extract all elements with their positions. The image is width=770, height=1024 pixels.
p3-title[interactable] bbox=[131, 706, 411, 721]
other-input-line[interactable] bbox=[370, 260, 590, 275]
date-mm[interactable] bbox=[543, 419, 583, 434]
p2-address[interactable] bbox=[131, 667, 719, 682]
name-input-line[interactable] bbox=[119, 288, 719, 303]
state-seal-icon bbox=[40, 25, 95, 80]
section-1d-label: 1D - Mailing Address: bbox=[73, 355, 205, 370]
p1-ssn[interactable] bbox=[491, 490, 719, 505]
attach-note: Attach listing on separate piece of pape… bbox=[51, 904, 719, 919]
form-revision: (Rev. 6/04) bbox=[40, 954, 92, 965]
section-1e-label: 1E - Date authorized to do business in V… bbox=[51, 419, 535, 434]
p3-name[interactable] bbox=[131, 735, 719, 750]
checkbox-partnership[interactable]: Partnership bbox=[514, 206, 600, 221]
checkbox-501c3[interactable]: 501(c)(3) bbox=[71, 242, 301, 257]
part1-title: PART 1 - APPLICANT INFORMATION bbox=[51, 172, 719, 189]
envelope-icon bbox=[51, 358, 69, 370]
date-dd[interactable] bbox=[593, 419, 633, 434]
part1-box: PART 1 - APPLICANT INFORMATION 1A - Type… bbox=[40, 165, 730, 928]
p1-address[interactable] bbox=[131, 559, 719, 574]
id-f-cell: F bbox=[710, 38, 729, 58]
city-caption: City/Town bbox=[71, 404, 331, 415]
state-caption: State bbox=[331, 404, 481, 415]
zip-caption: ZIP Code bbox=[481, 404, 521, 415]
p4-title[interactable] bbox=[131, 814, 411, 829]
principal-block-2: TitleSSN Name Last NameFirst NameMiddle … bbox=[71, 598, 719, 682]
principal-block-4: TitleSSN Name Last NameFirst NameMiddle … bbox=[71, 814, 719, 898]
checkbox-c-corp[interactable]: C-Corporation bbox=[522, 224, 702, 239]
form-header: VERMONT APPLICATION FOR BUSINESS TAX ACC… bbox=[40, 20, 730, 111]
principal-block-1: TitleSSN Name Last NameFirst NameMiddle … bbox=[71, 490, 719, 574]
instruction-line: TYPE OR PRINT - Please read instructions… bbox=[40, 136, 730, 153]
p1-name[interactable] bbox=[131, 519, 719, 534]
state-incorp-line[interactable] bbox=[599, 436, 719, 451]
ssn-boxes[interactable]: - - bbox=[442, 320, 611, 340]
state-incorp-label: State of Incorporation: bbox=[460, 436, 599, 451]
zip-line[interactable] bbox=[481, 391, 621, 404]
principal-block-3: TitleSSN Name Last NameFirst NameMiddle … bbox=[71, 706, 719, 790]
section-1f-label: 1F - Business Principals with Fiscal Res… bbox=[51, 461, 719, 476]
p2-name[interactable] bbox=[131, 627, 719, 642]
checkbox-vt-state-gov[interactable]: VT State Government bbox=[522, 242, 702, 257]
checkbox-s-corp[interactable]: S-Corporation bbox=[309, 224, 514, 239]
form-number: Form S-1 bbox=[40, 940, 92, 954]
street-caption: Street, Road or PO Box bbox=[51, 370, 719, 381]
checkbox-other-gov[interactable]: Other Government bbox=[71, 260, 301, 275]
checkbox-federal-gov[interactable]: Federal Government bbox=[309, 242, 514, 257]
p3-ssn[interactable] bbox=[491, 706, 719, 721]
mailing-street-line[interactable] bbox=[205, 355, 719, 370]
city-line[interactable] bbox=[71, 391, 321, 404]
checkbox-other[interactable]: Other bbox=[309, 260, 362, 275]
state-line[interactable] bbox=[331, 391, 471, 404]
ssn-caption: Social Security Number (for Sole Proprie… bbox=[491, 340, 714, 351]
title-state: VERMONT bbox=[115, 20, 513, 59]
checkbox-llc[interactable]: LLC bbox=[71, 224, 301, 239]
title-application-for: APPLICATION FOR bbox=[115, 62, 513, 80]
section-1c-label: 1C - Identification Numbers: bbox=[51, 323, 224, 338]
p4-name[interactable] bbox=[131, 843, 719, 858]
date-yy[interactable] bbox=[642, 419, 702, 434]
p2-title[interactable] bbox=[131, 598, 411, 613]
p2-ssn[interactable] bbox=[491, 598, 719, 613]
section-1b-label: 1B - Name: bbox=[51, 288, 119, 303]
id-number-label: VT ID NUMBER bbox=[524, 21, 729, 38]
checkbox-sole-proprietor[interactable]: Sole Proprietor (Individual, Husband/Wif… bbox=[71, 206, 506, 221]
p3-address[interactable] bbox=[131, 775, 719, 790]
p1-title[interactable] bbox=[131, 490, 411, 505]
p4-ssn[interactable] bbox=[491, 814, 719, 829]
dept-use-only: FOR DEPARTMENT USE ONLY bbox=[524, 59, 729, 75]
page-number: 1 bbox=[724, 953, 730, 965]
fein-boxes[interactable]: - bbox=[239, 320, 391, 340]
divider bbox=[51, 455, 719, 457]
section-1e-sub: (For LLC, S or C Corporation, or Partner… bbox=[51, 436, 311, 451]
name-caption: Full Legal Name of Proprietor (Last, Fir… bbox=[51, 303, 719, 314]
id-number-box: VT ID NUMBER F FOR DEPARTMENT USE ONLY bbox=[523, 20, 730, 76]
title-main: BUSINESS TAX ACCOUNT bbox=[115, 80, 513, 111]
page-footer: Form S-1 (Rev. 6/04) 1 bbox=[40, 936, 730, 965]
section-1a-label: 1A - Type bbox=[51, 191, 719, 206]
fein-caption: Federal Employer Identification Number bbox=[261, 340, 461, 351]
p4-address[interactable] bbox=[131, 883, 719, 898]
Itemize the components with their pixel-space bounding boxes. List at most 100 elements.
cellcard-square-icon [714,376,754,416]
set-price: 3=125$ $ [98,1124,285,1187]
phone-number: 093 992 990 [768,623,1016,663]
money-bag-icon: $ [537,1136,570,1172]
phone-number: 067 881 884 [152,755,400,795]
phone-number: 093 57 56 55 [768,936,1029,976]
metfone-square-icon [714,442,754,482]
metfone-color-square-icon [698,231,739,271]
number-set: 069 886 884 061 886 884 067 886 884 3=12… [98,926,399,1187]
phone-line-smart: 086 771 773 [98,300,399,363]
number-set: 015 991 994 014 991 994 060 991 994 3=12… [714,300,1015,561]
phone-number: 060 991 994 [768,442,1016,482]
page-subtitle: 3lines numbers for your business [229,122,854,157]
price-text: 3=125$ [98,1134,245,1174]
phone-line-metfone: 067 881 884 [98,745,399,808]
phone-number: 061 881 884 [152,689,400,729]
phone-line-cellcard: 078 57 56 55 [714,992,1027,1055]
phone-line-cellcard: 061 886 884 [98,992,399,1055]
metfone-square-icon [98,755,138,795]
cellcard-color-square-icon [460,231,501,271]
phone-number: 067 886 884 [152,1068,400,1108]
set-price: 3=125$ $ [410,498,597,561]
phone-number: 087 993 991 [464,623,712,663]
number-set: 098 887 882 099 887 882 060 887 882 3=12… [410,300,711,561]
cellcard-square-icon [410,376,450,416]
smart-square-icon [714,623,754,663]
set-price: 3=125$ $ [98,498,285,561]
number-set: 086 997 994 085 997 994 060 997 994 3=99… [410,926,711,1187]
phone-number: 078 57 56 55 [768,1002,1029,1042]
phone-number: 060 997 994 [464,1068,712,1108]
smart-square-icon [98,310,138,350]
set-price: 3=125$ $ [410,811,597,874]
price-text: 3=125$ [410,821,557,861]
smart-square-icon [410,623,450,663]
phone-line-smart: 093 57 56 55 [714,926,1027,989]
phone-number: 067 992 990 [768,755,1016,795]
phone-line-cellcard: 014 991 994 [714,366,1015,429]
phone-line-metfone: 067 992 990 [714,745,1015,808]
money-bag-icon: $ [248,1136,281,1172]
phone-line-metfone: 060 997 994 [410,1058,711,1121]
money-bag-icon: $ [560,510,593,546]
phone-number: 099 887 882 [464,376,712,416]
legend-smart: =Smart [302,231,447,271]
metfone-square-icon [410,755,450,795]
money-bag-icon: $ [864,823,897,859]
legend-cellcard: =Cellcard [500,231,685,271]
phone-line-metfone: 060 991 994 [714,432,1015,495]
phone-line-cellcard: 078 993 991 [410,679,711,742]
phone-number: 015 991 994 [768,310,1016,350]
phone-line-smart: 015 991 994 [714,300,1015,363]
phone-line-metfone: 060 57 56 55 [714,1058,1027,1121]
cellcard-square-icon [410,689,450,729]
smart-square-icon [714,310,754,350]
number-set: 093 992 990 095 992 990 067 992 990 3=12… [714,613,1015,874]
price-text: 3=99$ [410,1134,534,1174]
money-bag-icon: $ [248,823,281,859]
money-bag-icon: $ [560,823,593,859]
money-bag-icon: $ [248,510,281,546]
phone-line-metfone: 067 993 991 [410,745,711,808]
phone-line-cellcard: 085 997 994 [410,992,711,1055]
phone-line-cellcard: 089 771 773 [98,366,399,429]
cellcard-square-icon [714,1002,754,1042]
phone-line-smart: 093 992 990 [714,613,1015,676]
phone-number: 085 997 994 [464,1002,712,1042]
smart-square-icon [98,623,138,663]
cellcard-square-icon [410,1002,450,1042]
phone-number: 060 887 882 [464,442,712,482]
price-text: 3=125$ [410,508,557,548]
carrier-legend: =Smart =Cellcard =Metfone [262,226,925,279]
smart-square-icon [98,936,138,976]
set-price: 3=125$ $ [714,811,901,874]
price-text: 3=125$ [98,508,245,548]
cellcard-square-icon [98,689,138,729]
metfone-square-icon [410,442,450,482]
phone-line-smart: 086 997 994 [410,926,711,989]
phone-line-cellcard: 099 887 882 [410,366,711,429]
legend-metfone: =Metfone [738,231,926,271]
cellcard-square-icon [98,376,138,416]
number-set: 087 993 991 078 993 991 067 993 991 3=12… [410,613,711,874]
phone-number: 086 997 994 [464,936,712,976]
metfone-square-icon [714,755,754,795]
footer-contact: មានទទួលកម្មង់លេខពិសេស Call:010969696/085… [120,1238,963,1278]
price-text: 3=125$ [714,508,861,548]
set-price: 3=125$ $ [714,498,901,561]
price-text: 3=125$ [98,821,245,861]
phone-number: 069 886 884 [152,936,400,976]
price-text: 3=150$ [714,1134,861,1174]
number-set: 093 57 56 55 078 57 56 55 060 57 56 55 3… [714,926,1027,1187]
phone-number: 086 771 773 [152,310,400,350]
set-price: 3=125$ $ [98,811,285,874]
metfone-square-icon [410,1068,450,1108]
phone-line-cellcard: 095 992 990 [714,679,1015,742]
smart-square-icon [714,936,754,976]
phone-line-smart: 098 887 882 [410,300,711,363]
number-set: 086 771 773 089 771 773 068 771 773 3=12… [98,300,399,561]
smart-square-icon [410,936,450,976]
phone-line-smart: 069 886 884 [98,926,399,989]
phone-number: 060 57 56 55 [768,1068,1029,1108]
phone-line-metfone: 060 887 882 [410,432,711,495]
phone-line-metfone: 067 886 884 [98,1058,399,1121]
--*--
YOUR GOAL: Please repeat the items starting with the first line and going on through the line with "section-1d-label: 1D - Mailing", substituting "Postal Address" for "Mailing Address" and leaving everything else unchanged.

SOLVED PROBLEM:
extract all elements with their positions. The image is width=770, height=1024 pixels.
p3-title[interactable] bbox=[131, 706, 411, 721]
other-input-line[interactable] bbox=[370, 260, 590, 275]
date-mm[interactable] bbox=[543, 419, 583, 434]
p2-address[interactable] bbox=[131, 667, 719, 682]
name-input-line[interactable] bbox=[119, 288, 719, 303]
state-seal-icon bbox=[40, 25, 95, 80]
section-1d-label: 1D - Postal Address: bbox=[73, 355, 205, 370]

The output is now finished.